DATA TO USE:
## START

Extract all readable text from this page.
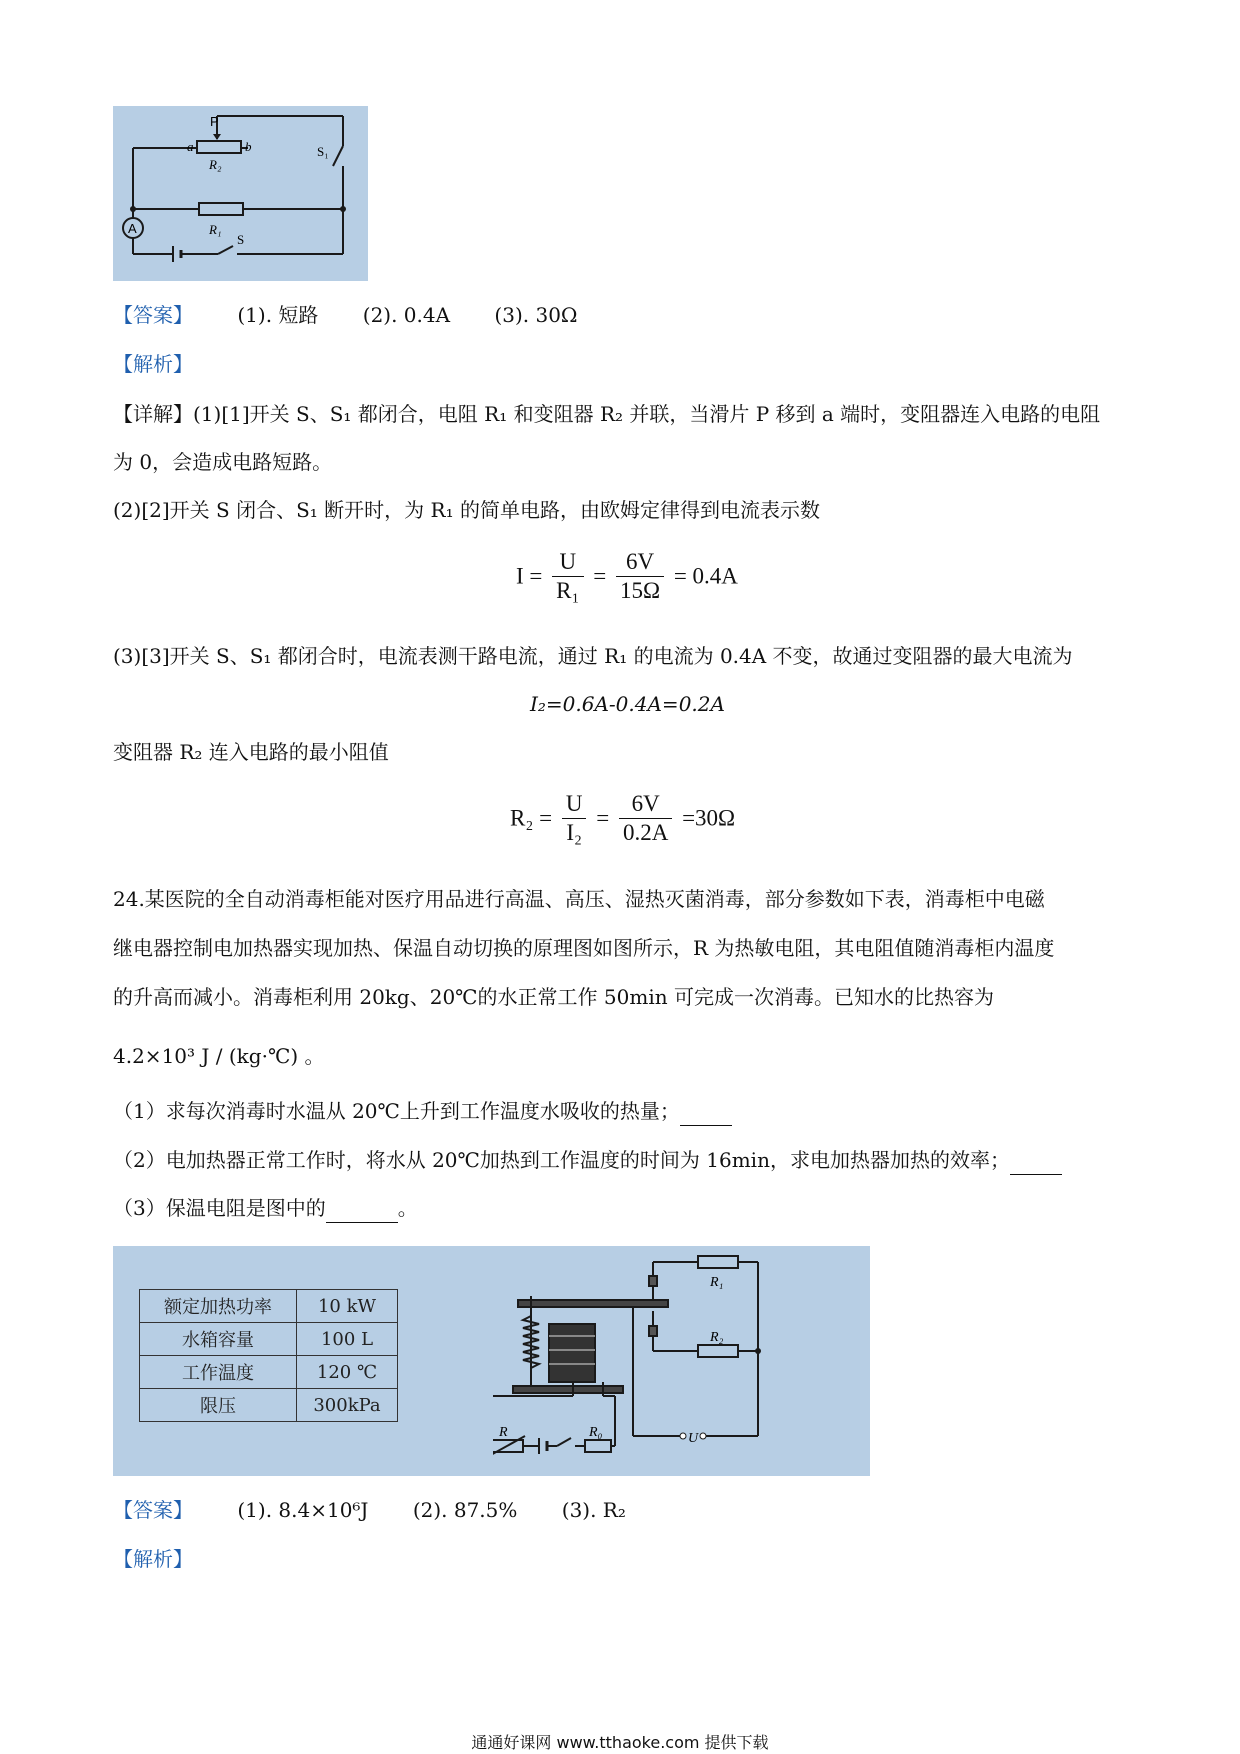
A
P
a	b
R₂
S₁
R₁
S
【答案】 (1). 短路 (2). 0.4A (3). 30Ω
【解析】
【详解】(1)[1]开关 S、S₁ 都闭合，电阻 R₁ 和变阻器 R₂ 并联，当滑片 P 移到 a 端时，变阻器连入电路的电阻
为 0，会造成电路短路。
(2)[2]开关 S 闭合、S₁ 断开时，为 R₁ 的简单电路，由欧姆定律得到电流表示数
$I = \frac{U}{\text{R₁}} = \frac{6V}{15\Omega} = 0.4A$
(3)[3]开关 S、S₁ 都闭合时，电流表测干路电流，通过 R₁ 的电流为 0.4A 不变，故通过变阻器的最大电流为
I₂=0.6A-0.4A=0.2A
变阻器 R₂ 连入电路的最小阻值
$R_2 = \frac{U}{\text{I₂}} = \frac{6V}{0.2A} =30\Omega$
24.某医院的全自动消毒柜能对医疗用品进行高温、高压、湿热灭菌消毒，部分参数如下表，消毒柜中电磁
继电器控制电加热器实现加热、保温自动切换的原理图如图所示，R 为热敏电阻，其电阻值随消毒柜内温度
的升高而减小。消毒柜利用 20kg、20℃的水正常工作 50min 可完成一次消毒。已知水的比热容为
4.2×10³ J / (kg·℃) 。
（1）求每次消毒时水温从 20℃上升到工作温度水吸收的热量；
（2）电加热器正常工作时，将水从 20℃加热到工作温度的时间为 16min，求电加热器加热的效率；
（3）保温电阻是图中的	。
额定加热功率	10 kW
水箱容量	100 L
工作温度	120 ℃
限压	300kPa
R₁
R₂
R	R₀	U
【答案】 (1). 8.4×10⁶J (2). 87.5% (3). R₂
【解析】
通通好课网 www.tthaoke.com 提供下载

## END
## START

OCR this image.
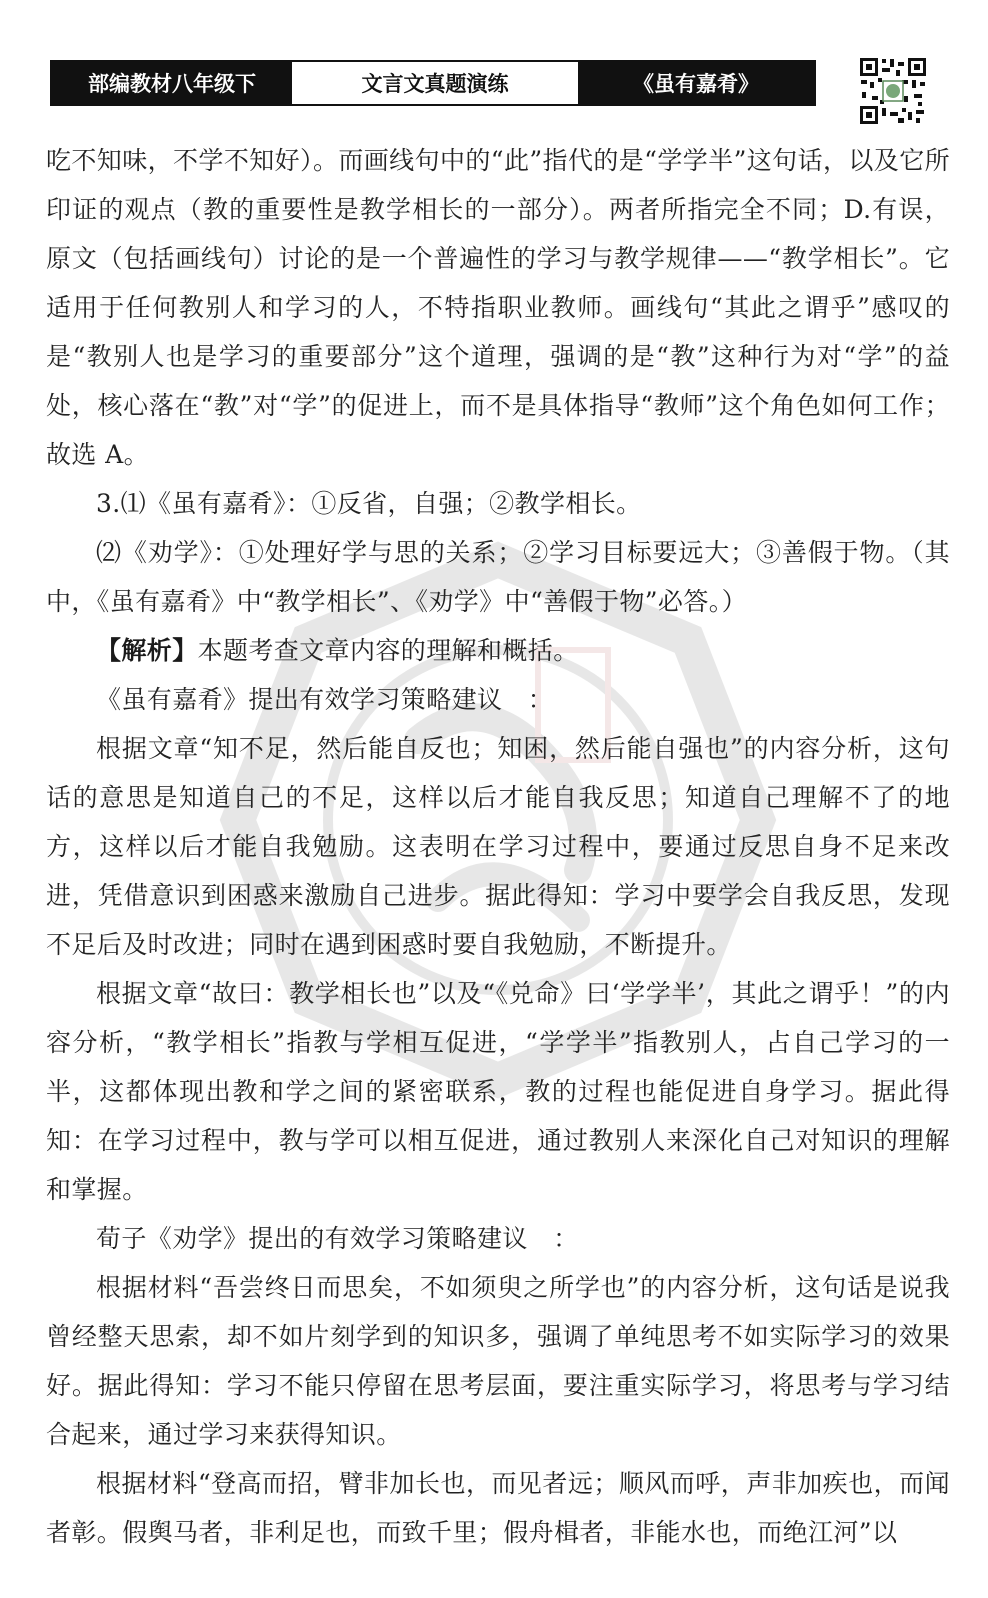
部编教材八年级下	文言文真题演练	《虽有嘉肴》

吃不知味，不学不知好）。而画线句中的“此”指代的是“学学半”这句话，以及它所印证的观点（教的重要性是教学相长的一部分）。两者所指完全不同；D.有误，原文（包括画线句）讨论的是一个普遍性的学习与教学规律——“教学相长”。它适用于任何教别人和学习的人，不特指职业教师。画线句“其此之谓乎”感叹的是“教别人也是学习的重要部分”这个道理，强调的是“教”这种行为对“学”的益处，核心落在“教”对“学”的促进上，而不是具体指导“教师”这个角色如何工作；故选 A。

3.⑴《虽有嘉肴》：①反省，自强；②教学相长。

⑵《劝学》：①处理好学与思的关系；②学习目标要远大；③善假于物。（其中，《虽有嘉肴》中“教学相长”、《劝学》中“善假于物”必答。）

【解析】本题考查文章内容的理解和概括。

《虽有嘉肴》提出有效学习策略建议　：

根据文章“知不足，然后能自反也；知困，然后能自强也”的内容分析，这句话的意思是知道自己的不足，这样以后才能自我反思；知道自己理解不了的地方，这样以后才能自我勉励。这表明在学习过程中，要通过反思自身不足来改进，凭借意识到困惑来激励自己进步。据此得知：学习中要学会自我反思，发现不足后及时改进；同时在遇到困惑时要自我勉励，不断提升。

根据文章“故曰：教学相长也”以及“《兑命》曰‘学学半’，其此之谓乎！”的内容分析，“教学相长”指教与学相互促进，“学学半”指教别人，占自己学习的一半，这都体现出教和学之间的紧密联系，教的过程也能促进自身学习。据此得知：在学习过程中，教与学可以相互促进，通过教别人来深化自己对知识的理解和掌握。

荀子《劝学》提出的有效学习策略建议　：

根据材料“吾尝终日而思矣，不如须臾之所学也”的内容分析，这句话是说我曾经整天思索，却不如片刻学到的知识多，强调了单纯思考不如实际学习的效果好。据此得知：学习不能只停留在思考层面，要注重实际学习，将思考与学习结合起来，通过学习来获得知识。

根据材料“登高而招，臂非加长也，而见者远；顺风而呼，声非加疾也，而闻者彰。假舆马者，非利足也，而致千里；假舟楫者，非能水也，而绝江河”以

## END

WORK INSTRUCTIONS:
Tally the lines above that contain the word "根据文章", and reply with only the number.

SOLUTION TO THIS TASK:
2